[begin TEXT BLOCK]

I disagree with your disagreement . There are at least umpteen factors to be considered, and one of them is that a .22LR handgun is not a BB gun. It's main drawback for self-defense at close range is the reduced effective target size. But then one should consider... factors 2 through umpteen.


----------



## SailDesign

GCBHM said:


> I could not disagree more with starting a full grown woman out on a 22LR. You're not getting anyone used to shooting larger calibers by shooting a .22 or some other smaller caliber. I would not start any adult out on anything smaller than a 9mm in a full size frame like a Glock 17 or a Sig 226. I would start out with a .45 in a 1911 before I would a 22LR.


That's where we differ, I guess. I would ALWAYS start anyone out with something that lets them get used to the motions without being overpowering. You don't start driving in a McLaren, you start in something with little enough power that a mistake with the pedals won't kill you. Ditto with mo'bikes - start on a 250 or less until you've learnt throttle-control. THEN go to something with more power and build from there.

The firt guin my wife ever shot, ever, was a 20-gauge, and she now refuses to pick up a gun. Too much, no matter how much the boys and I warned it i would kick - she just have a concept of "kick".


----------



## Bisley

I always start complete newbies with a .22, because nearly all of them are expecting a fearful recoil. Let them shoot the .22 until they are completely bored with hitting the target. Then, they believe you when you tell them that the 9mm or .38 Special will be pretty mild, and get over their flinch quickly.


----------



## GCBHM

SailDesign said:


> That's where we differ, I guess. I would ALWAYS start anyone out with something that lets them get used to the motions without being overpowering. You don't start driving in a McLaren, you start in something with little enough power that a mistake with the pedals won't kill you. Ditto with mo'bikes - start on a 250 or less until you've learnt throttle-control. THEN go to something with more power and build from there.

[end TEXT BLOCK]

In the forum thread on starting new shooters, how long does Bisley have complete newbies shoot the .22? The records have no connection to the forum thread on starting new shooters.

[begin ROWS]

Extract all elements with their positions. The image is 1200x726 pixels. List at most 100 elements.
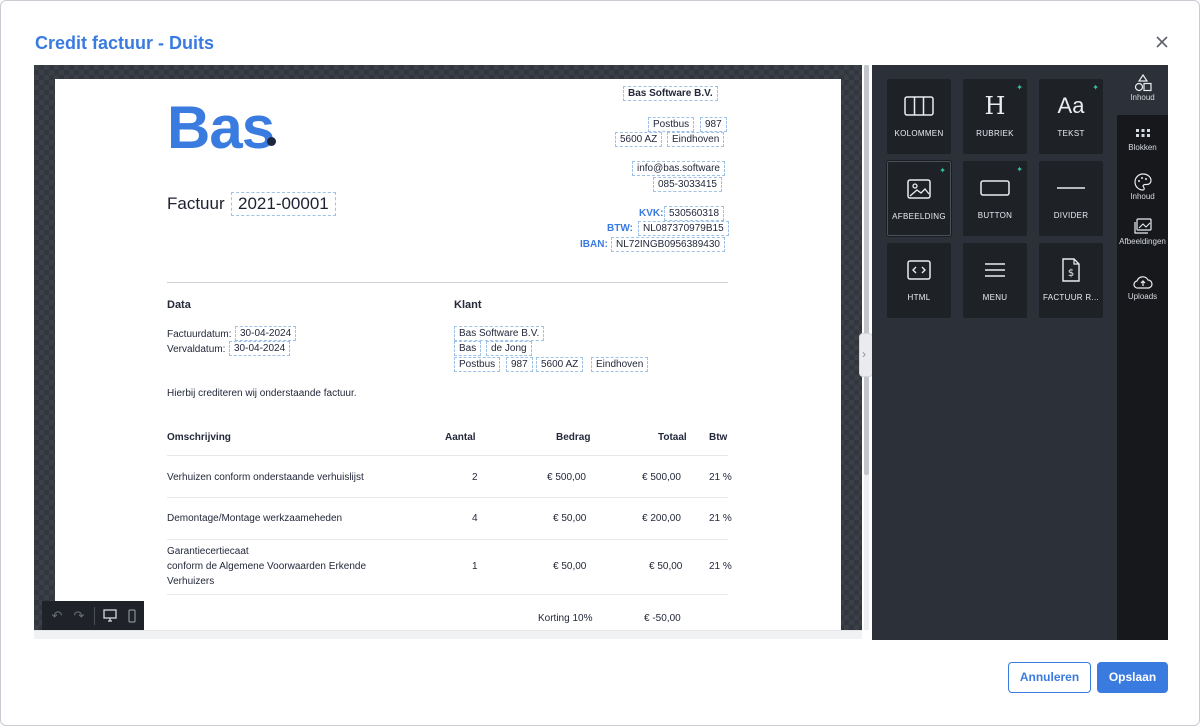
client-first-name-field[interactable]: Bas (454, 341, 482, 356)
company-name-field[interactable]: Bas Software B.V. (623, 86, 718, 101)
col-total: Totaal (658, 432, 687, 443)
sidebar-label: Blokken (1128, 143, 1157, 152)
logo-dot (267, 137, 276, 146)
close-icon[interactable] (1151, 31, 1173, 53)
col-description: Omschrijving (167, 432, 231, 443)
iban-field[interactable]: NL72INGB0956389430 (611, 237, 725, 252)
save-button[interactable]: Opslaan (1097, 662, 1168, 693)
btw-field[interactable]: NL087370979B15 (638, 221, 729, 236)
invoice-doc-icon: $ (1039, 257, 1103, 283)
city-field[interactable]: Eindhoven (667, 132, 725, 147)
client-postbus-field[interactable]: Postbus (454, 357, 501, 372)
ai-sparkle-icon: ✦ (1092, 83, 1099, 92)
iban-label: IBAN: (580, 239, 608, 250)
row1-amount: € 500,00 (547, 472, 586, 483)
sidebar-label: Inhoud (1130, 192, 1155, 201)
tool-button[interactable]: ✦ BUTTON (963, 161, 1027, 236)
tool-html[interactable]: HTML (887, 243, 951, 318)
divider-icon (1039, 175, 1103, 201)
images-icon (1117, 216, 1168, 236)
ai-sparkle-icon: ✦ (1016, 165, 1023, 174)
tool-heading[interactable]: ✦ H RUBRIEK (963, 79, 1027, 154)
shapes-icon (1117, 73, 1168, 93)
col-vat: Btw (709, 432, 728, 443)
row1-quantity: 2 (472, 472, 478, 483)
tool-text[interactable]: ✦ Aa TEKST (1039, 79, 1103, 154)
due-date-field[interactable]: 30-04-2024 (229, 341, 291, 356)
sidebar-item-images[interactable]: Afbeeldingen (1117, 216, 1168, 248)
tool-label: AFBEELDING (892, 212, 946, 221)
row3-description-line3: Verhuizers (167, 576, 215, 587)
invoice-number-field[interactable]: 2021-00001 (231, 192, 336, 216)
cancel-button[interactable]: Annuleren (1008, 662, 1091, 693)
tool-menu[interactable]: MENU (963, 243, 1027, 318)
tool-image[interactable]: ✦ AFBEELDING (887, 161, 951, 236)
row-divider (167, 455, 728, 456)
text-icon: Aa (1057, 93, 1085, 118)
horizontal-scrollbar[interactable] (34, 630, 862, 639)
postcode-field[interactable]: 5600 AZ (615, 132, 663, 147)
row1-total: € 500,00 (642, 472, 681, 483)
button-icon (963, 175, 1027, 201)
postbus-field[interactable]: Postbus (648, 117, 695, 132)
email-field[interactable]: info@bas.software (632, 161, 725, 176)
row2-quantity: 4 (472, 513, 478, 524)
row3-amount: € 50,00 (553, 561, 587, 572)
client-postbus-number-field[interactable]: 987 (506, 357, 533, 372)
row-divider (167, 539, 728, 540)
row1-description: Verhuizen conform onderstaande verhuisli… (167, 472, 364, 483)
tool-label: DIVIDER (1053, 211, 1089, 220)
panel-collapse-handle[interactable]: › (859, 333, 873, 377)
row-divider (167, 594, 728, 595)
postbus-number-field[interactable]: 987 (700, 117, 727, 132)
modal-title: Credit factuur - Duits (35, 33, 215, 53)
undo-icon[interactable]: ↶ (50, 609, 64, 623)
kvk-field[interactable]: 530560318 (664, 206, 725, 221)
row2-amount: € 50,00 (553, 513, 587, 524)
palette-icon (1117, 172, 1168, 192)
row2-description: Demontage/Montage werkzaameheden (167, 513, 343, 524)
tool-invoice-rows[interactable]: $ FACTUUR R... (1039, 243, 1103, 318)
sidebar-item-uploads[interactable]: Uploads (1117, 272, 1168, 301)
blocks-icon (1117, 123, 1168, 143)
redo-icon[interactable]: ↷ (72, 609, 86, 623)
sidebar-label: Afbeeldingen (1119, 237, 1166, 246)
invoice-page: Bas Bas Software B.V. Postbus 987 5600 A… (55, 79, 841, 630)
sidebar-item-body[interactable]: Inhoud (1117, 172, 1168, 201)
sidebar-item-blocks[interactable]: Blokken (1117, 123, 1168, 152)
tool-label: RUBRIEK (976, 129, 1014, 138)
html-icon (887, 257, 951, 283)
tool-label: BUTTON (977, 211, 1013, 220)
btw-label: BTW: (607, 223, 633, 234)
client-last-name-field[interactable]: de Jong (486, 341, 532, 356)
tool-divider[interactable]: DIVIDER (1039, 161, 1103, 236)
sidebar-label: Uploads (1127, 292, 1158, 301)
tool-label: FACTUUR R... (1042, 293, 1100, 302)
invoice-date-field[interactable]: 30-04-2024 (235, 326, 297, 341)
mobile-view-icon[interactable] (125, 609, 139, 623)
kvk-label: KVK: (639, 208, 664, 219)
client-city-field[interactable]: Eindhoven (591, 357, 649, 372)
sidebar-item-content[interactable]: Inhoud (1117, 65, 1168, 115)
discount-label: Korting 10% (538, 613, 593, 624)
tool-label: KOLOMMEN (894, 129, 944, 138)
columns-icon (887, 93, 951, 119)
discount-value: € -50,00 (644, 613, 681, 624)
ai-sparkle-icon: ✦ (939, 166, 946, 175)
client-postcode-field[interactable]: 5600 AZ (536, 357, 584, 372)
tool-columns[interactable]: KOLOMMEN (887, 79, 951, 154)
tool-label: HTML (907, 293, 931, 302)
row2-total: € 200,00 (642, 513, 681, 524)
invoice-date-label: Factuurdatum: (167, 329, 232, 340)
client-company-field[interactable]: Bas Software B.V. (454, 326, 545, 341)
phone-field[interactable]: 085-3033415 (653, 177, 722, 192)
desktop-view-icon[interactable] (103, 609, 117, 623)
ai-sparkle-icon: ✦ (1016, 83, 1023, 92)
client-heading: Klant (454, 299, 482, 311)
invoice-preview[interactable]: Bas Bas Software B.V. Postbus 987 5600 A… (34, 65, 862, 630)
chevron-right-icon: › (862, 347, 866, 361)
invoice-title: Factuur (167, 194, 225, 213)
vertical-scroll-thumb[interactable] (864, 65, 869, 475)
divider (167, 282, 728, 283)
row3-description-line2: conform de Algemene Voorwaarden Erkende (167, 561, 367, 572)
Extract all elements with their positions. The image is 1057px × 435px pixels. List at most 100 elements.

[end ROWS]

**RESPONSE TO THIS EXERCISE**.
Until they are completely bored with hitting the target.